Task statement: Copy the data below line for line, changing nothing.

[Listings of boxed layout items]

◇ ◇ ◇ ◇

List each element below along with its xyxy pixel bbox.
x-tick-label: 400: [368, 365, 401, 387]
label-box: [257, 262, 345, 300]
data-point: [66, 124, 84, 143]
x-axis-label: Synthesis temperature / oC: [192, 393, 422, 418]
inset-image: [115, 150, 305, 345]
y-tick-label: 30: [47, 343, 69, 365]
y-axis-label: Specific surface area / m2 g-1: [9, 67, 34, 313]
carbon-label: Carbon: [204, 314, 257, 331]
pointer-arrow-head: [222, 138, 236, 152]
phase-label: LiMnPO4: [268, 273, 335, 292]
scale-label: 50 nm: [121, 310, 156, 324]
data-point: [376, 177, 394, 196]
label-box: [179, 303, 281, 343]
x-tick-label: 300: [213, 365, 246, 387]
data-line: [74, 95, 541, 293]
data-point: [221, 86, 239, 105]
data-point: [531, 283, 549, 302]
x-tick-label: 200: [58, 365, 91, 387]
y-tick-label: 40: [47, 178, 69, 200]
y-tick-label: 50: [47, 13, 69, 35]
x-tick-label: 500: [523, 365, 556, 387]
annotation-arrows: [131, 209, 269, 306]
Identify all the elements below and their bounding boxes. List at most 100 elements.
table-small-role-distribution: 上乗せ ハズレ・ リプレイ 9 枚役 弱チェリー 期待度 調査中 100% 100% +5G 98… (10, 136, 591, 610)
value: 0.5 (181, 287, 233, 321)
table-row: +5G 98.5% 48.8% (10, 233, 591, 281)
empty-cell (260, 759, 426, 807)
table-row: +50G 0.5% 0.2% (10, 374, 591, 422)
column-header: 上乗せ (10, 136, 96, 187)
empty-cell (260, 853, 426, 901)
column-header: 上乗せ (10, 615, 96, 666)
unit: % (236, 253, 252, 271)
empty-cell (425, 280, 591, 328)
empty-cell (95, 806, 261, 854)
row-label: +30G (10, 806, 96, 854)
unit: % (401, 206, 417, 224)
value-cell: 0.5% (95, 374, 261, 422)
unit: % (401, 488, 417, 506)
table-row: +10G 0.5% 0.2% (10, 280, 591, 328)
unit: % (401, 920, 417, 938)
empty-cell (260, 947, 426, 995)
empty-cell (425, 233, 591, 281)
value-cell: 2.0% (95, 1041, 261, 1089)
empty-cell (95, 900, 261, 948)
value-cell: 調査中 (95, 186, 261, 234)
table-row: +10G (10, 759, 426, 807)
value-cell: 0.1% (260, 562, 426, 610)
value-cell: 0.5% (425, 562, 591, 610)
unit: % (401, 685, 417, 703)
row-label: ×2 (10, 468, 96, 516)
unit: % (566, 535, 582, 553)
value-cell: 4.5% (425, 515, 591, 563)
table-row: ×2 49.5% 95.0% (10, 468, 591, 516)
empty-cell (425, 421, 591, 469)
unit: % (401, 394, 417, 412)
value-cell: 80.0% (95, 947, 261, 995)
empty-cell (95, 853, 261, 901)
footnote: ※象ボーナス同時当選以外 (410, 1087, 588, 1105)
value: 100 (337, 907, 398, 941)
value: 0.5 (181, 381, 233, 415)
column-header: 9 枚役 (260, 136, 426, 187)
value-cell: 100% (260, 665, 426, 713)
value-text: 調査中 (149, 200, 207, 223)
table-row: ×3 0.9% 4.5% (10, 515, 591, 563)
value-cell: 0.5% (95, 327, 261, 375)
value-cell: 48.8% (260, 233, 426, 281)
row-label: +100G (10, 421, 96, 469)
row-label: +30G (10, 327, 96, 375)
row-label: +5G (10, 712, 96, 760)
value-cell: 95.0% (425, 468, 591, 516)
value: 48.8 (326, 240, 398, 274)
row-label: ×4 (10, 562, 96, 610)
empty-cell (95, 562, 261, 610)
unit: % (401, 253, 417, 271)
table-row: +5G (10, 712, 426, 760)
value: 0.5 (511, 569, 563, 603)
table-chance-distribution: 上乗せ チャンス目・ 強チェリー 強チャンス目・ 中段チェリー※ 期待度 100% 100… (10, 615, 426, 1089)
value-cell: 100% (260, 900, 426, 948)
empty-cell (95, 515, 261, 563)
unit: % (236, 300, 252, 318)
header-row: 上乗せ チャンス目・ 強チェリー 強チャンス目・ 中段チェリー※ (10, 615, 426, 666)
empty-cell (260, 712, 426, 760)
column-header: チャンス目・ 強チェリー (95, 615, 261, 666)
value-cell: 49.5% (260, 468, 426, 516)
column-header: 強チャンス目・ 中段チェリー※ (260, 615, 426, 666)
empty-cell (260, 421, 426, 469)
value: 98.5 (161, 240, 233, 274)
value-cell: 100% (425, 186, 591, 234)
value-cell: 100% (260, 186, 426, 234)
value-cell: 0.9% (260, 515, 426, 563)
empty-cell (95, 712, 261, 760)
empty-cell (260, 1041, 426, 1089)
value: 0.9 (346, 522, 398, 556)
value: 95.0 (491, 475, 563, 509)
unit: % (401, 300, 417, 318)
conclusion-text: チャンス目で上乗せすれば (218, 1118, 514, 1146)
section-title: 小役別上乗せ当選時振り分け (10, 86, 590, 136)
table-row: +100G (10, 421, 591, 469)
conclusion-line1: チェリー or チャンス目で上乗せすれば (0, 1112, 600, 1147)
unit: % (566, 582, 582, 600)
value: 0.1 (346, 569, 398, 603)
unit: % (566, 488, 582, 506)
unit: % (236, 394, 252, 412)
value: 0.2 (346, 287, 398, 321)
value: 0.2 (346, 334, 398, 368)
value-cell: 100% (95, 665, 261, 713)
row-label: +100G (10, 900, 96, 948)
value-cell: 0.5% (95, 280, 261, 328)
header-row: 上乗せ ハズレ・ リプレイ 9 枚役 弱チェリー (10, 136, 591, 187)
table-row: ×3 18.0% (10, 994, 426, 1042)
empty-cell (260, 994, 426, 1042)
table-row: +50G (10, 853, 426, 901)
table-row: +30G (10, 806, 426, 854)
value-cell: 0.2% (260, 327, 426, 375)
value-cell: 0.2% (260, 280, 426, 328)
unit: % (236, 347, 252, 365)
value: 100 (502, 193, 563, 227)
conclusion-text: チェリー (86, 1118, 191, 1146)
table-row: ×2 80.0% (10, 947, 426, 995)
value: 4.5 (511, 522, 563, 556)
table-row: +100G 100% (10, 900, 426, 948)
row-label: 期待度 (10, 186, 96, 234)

◇ ◇ ◇ ◇

Written solution:
List each element below along with its xyxy pixel bbox.
x-tick-label: 400: [368, 365, 401, 387]
label-box: [257, 262, 345, 300]
data-point: [66, 124, 84, 143]
x-axis-label: Synthesis temperature / oC: [192, 393, 422, 418]
inset-image: [115, 150, 305, 345]
y-tick-label: 30: [47, 343, 69, 365]
y-axis-label: Specific surface area / m2 g-1: [9, 67, 34, 313]
carbon-label: Carbon: [204, 314, 257, 331]
pointer-arrow-head: [222, 138, 236, 152]
phase-label: LiMnPO4: [268, 273, 335, 292]
scale-label: 50 nm: [121, 310, 156, 324]
data-point: [376, 177, 394, 196]
label-box: [179, 303, 281, 343]
x-tick-label: 300: [213, 365, 246, 387]
data-line: [74, 95, 541, 293]
data-point: [221, 86, 239, 105]
data-point: [531, 283, 549, 302]
x-tick-label: 200: [58, 365, 91, 387]
y-tick-label: 40: [47, 178, 69, 200]
y-tick-label: 50: [47, 13, 69, 35]
x-tick-label: 500: [523, 365, 556, 387]
annotation-arrows: [131, 209, 269, 306]
Identify all the elements below and their bounding boxes. List at most 100 elements.
table-small-role-distribution: 上乗せ ハズレ・ リプレイ 9 枚役 弱チェリー 期待度 調査中 100% 100% +5G 98… (10, 136, 591, 610)
value: 0.5 (181, 287, 233, 321)
table-row: +5G 98.5% 48.8% (10, 233, 591, 281)
empty-cell (260, 759, 426, 807)
table-row: +50G 0.5% 0.2% (10, 374, 591, 422)
column-header: 上乗せ (10, 136, 96, 187)
empty-cell (260, 853, 426, 901)
column-header: 上乗せ (10, 615, 96, 666)
unit: % (236, 253, 252, 271)
empty-cell (425, 280, 591, 328)
empty-cell (95, 806, 261, 854)
row-label: +30G (10, 806, 96, 854)
unit: % (401, 206, 417, 224)
value-cell: 0.5% (95, 374, 261, 422)
unit: % (401, 488, 417, 506)
table-row: +10G 0.5% 0.2% (10, 280, 591, 328)
unit: % (401, 920, 417, 938)
empty-cell (260, 947, 426, 995)
empty-cell (425, 233, 591, 281)
value-cell: 2.0% (95, 1041, 261, 1089)
empty-cell (95, 900, 261, 948)
value-cell: 調査中 (95, 186, 261, 234)
table-row: +10G (10, 759, 426, 807)
value-cell: 0.1% (260, 562, 426, 610)
value-cell: 0.5% (425, 562, 591, 610)
unit: % (401, 685, 417, 703)
row-label: ×2 (10, 468, 96, 516)
unit: % (566, 535, 582, 553)
value-cell: 4.5% (425, 515, 591, 563)
table-row: ×2 49.5% 95.0% (10, 468, 591, 516)
empty-cell (425, 421, 591, 469)
unit: % (401, 394, 417, 412)
value-cell: 80.0% (95, 947, 261, 995)
empty-cell (95, 853, 261, 901)
footnote: ※象ボーナス同時当選以外 (410, 1087, 588, 1105)
value: 100 (337, 907, 398, 941)
value: 0.5 (181, 381, 233, 415)
column-header: 9 枚役 (260, 136, 426, 187)
value-cell: 100% (260, 665, 426, 713)
value-text: 調査中 (149, 200, 207, 223)
table-row: ×3 0.9% 4.5% (10, 515, 591, 563)
value-cell: 0.5% (95, 327, 261, 375)
value-cell: 48.8% (260, 233, 426, 281)
row-label: +100G (10, 421, 96, 469)
row-label: +30G (10, 327, 96, 375)
row-label: +5G (10, 712, 96, 760)
value-cell: 95.0% (425, 468, 591, 516)
value: 48.8 (326, 240, 398, 274)
row-label: ×4 (10, 562, 96, 610)
empty-cell (95, 562, 261, 610)
unit: % (401, 253, 417, 271)
table-row: +5G (10, 712, 426, 760)
value: 0.5 (511, 569, 563, 603)
table-chance-distribution: 上乗せ チャンス目・ 強チェリー 強チャンス目・ 中段チェリー※ 期待度 100% 100… (10, 615, 426, 1089)
value-cell: 100% (260, 900, 426, 948)
empty-cell (95, 515, 261, 563)
unit: % (236, 300, 252, 318)
header-row: 上乗せ チャンス目・ 強チェリー 強チャンス目・ 中段チェリー※ (10, 615, 426, 666)
empty-cell (260, 712, 426, 760)
column-header: チャンス目・ 強チェリー (95, 615, 261, 666)
value-cell: 49.5% (260, 468, 426, 516)
column-header: 強チャンス目・ 中段チェリー※ (260, 615, 426, 666)
empty-cell (260, 421, 426, 469)
value: 98.5 (161, 240, 233, 274)
value-cell: 100% (425, 186, 591, 234)
value-cell: 100% (260, 186, 426, 234)
value-cell: 0.9% (260, 515, 426, 563)
empty-cell (95, 712, 261, 760)
empty-cell (260, 1041, 426, 1089)
value: 0.9 (346, 522, 398, 556)
value: 95.0 (491, 475, 563, 509)
unit: % (401, 300, 417, 318)
conclusion-text: チャンス目で上乗せすれば (218, 1118, 514, 1146)
section-title: 小役別上乗せ当選時振り分け (10, 86, 590, 136)
table-row: +100G (10, 421, 591, 469)
conclusion-line1: チェリー or チャンス目で上乗せすれば (0, 1112, 600, 1147)
unit: % (566, 582, 582, 600)
value: 0.1 (346, 569, 398, 603)
unit: % (566, 488, 582, 506)
unit: % (236, 394, 252, 412)
value: 0.2 (346, 287, 398, 321)
value: 0.2 (346, 334, 398, 368)
value-cell: 100% (95, 665, 261, 713)
row-label: +100G (10, 900, 96, 948)
value-cell: 0.5% (95, 280, 261, 328)
header-row: 上乗せ ハズレ・ リプレイ 9 枚役 弱チェリー (10, 136, 591, 187)
table-row: ×3 18.0% (10, 994, 426, 1042)
empty-cell (260, 994, 426, 1042)
table-row: +50G (10, 853, 426, 901)
table-row: +30G (10, 806, 426, 854)
value-cell: 0.2% (260, 327, 426, 375)
value-cell: 0.2% (260, 280, 426, 328)
unit: % (236, 347, 252, 365)
value: 100 (502, 193, 563, 227)
conclusion-text: チェリー (86, 1118, 191, 1146)
table-row: ×2 80.0% (10, 947, 426, 995)
value: 4.5 (511, 522, 563, 556)
table-row: +100G 100% (10, 900, 426, 948)
row-label: 期待度 (10, 186, 96, 234)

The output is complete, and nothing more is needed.